--- Information supplied ---

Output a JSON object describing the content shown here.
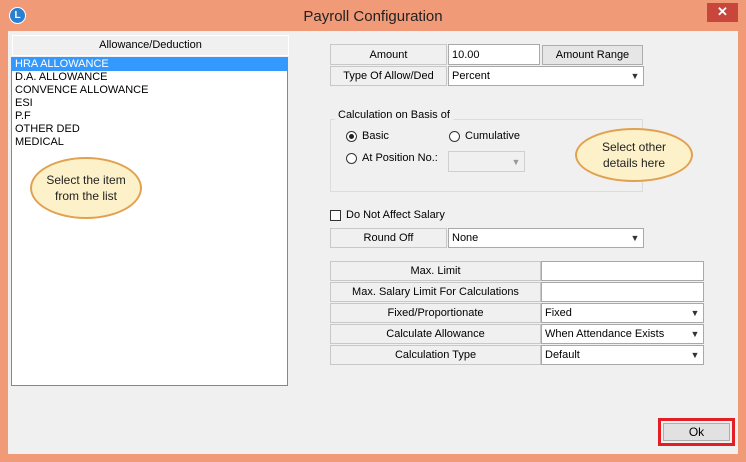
{
  "window": {
    "title": "Payroll Configuration",
    "app_icon": "L",
    "close_glyph": "✕"
  },
  "list": {
    "header": "Allowance/Deduction",
    "items": [
      "HRA ALLOWANCE",
      "D.A. ALLOWANCE",
      "CONVENCE ALLOWANCE",
      "ESI",
      "P.F",
      "OTHER DED",
      "MEDICAL"
    ],
    "selected_index": 0,
    "callout": "Select the item from the list"
  },
  "amount": {
    "label": "Amount",
    "value": "10.00",
    "range_button": "Amount Range"
  },
  "type": {
    "label": "Type Of Allow/Ded",
    "value": "Percent"
  },
  "calc_basis": {
    "title": "Calculation on Basis of",
    "basic": "Basic",
    "cumulative": "Cumulative",
    "at_position": "At Position No.:",
    "selected": "Basic"
  },
  "details_callout": "Select other details here",
  "not_affect": {
    "label": "Do Not Affect Salary",
    "checked": false
  },
  "round_off": {
    "label": "Round Off",
    "value": "None"
  },
  "limits": {
    "max_limit": {
      "label": "Max. Limit",
      "value": ""
    },
    "max_salary": {
      "label": "Max. Salary Limit For Calculations",
      "value": ""
    },
    "fixed": {
      "label": "Fixed/Proportionate",
      "value": "Fixed"
    },
    "calc_allow": {
      "label": "Calculate Allowance",
      "value": "When Attendance Exists"
    },
    "calc_type": {
      "label": "Calculation Type",
      "value": "Default"
    }
  },
  "ok_button": "Ok",
  "colors": {
    "frame": "#f19a78",
    "selection": "#3399ff",
    "highlight_box": "#e41e25",
    "callout_fill": "#fdf1c9",
    "callout_border": "#e1a151"
  }
}
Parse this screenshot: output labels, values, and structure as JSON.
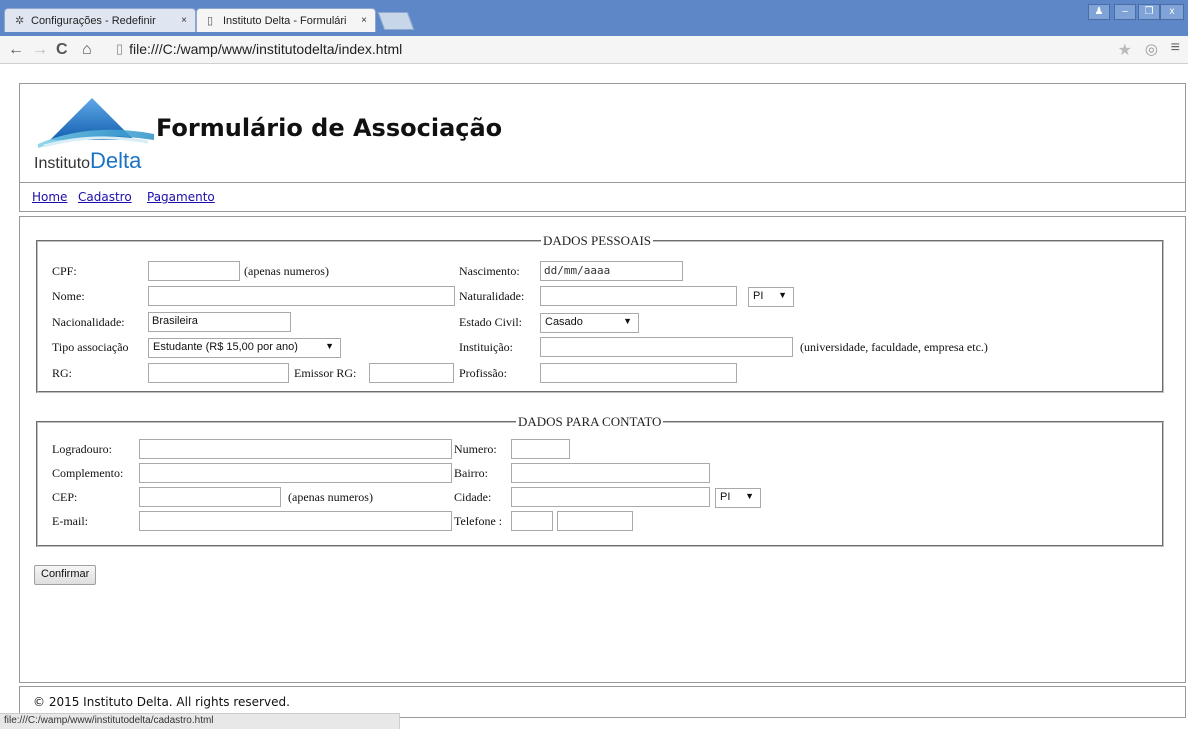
{
  "browser": {
    "tabs": [
      {
        "label": "Configurações - Redefinir",
        "icon": "gear-icon"
      },
      {
        "label": "Instituto Delta - Formulári",
        "icon": "page-icon"
      }
    ],
    "close_glyph": "×",
    "url": "file:///C:/wamp/www/institutodelta/index.html",
    "status_url": "file:///C:/wamp/www/institutodelta/cadastro.html"
  },
  "header": {
    "logo_text_prefix": "Instituto",
    "logo_text_brand": "Delta",
    "title": "Formulário de Associação"
  },
  "nav": {
    "items": [
      "Home",
      "Cadastro",
      "Pagamento"
    ]
  },
  "pessoais": {
    "legend": "DADOS PESSOAIS",
    "cpf_label": "CPF:",
    "cpf_hint": "(apenas numeros)",
    "nascimento_label": "Nascimento:",
    "nascimento_placeholder": "dd/mm/aaaa",
    "nome_label": "Nome:",
    "naturalidade_label": "Naturalidade:",
    "naturalidade_uf": "PI",
    "nacionalidade_label": "Nacionalidade:",
    "nacionalidade_value": "Brasileira",
    "estado_civil_label": "Estado Civil:",
    "estado_civil_value": "Casado",
    "tipo_label": "Tipo associação",
    "tipo_value": "Estudante (R$ 15,00 por ano)",
    "instituicao_label": "Instituição:",
    "instituicao_hint": "(universidade, faculdade, empresa etc.)",
    "rg_label": "RG:",
    "emissor_label": "Emissor RG:",
    "profissao_label": "Profissão:"
  },
  "contato": {
    "legend": "DADOS PARA CONTATO",
    "logradouro_label": "Logradouro:",
    "numero_label": "Numero:",
    "complemento_label": "Complemento:",
    "bairro_label": "Bairro:",
    "cep_label": "CEP:",
    "cep_hint": "(apenas numeros)",
    "cidade_label": "Cidade:",
    "cidade_uf": "PI",
    "email_label": "E-mail:",
    "telefone_label": "Telefone :"
  },
  "confirm_label": "Confirmar",
  "footer": "© 2015 Instituto Delta. All rights reserved."
}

---

Stated goal>
Give every record again exactly, apart from the pictures, which stay out.

Solution for this task>
Output a JSON object describing the content shown here.
{
  "window": {
    "title": "Payroll Configuration",
    "app_icon": "L",
    "close_glyph": "✕"
  },
  "list": {
    "header": "Allowance/Deduction",
    "items": [
      "HRA ALLOWANCE",
      "D.A. ALLOWANCE",
      "CONVENCE ALLOWANCE",
      "ESI",
      "P.F",
      "OTHER DED",
      "MEDICAL"
    ],
    "selected_index": 0,
    "callout": "Select the item from the list"
  },
  "amount": {
    "label": "Amount",
    "value": "10.00",
    "range_button": "Amount Range"
  },
  "type": {
    "label": "Type Of Allow/Ded",
    "value": "Percent"
  },
  "calc_basis": {
    "title": "Calculation on Basis of",
    "basic": "Basic",
    "cumulative": "Cumulative",
    "at_position": "At Position No.:",
    "selected": "Basic"
  },
  "details_callout": "Select other details here",
  "not_affect": {
    "label": "Do Not Affect Salary",
    "checked": false
  },
  "round_off": {
    "label": "Round Off",
    "value": "None"
  },
  "limits": {
    "max_limit": {
      "label": "Max. Limit",
      "value": ""
    },
    "max_salary": {
      "label": "Max. Salary Limit For Calculations",
      "value": ""
    },
    "fixed": {
      "label": "Fixed/Proportionate",
      "value": "Fixed"
    },
    "calc_allow": {
      "label": "Calculate Allowance",
      "value": "When Attendance Exists"
    },
    "calc_type": {
      "label": "Calculation Type",
      "value": "Default"
    }
  },
  "ok_button": "Ok",
  "colors": {
    "frame": "#f19a78",
    "selection": "#3399ff",
    "highlight_box": "#e41e25",
    "callout_fill": "#fdf1c9",
    "callout_border": "#e1a151"
  }
}
Parse this screenshot: output labels, values, and structure as JSON.
{
  "browser": {
    "tabs": [
      {
        "label": "Configurações - Redefinir",
        "icon": "gear-icon"
      },
      {
        "label": "Instituto Delta - Formulári",
        "icon": "page-icon"
      }
    ],
    "close_glyph": "×",
    "url": "file:///C:/wamp/www/institutodelta/index.html",
    "status_url": "file:///C:/wamp/www/institutodelta/cadastro.html"
  },
  "header": {
    "logo_text_prefix": "Instituto",
    "logo_text_brand": "Delta",
    "title": "Formulário de Associação"
  },
  "nav": {
    "items": [
      "Home",
      "Cadastro",
      "Pagamento"
    ]
  },
  "pessoais": {
    "legend": "DADOS PESSOAIS",
    "cpf_label": "CPF:",
    "cpf_hint": "(apenas numeros)",
    "nascimento_label": "Nascimento:",
    "nascimento_placeholder": "dd/mm/aaaa",
    "nome_label": "Nome:",
    "naturalidade_label": "Naturalidade:",
    "naturalidade_uf": "PI",
    "nacionalidade_label": "Nacionalidade:",
    "nacionalidade_value": "Brasileira",
    "estado_civil_label": "Estado Civil:",
    "estado_civil_value": "Casado",
    "tipo_label": "Tipo associação",
    "tipo_value": "Estudante (R$ 15,00 por ano)",
    "instituicao_label": "Instituição:",
    "instituicao_hint": "(universidade, faculdade, empresa etc.)",
    "rg_label": "RG:",
    "emissor_label": "Emissor RG:",
    "profissao_label": "Profissão:"
  },
  "contato": {
    "legend": "DADOS PARA CONTATO",
    "logradouro_label": "Logradouro:",
    "numero_label": "Numero:",
    "complemento_label": "Complemento:",
    "bairro_label": "Bairro:",
    "cep_label": "CEP:",
    "cep_hint": "(apenas numeros)",
    "cidade_label": "Cidade:",
    "cidade_uf": "PI",
    "email_label": "E-mail:",
    "telefone_label": "Telefone :"
  },
  "confirm_label": "Confirmar",
  "footer": "© 2015 Instituto Delta. All rights reserved."
}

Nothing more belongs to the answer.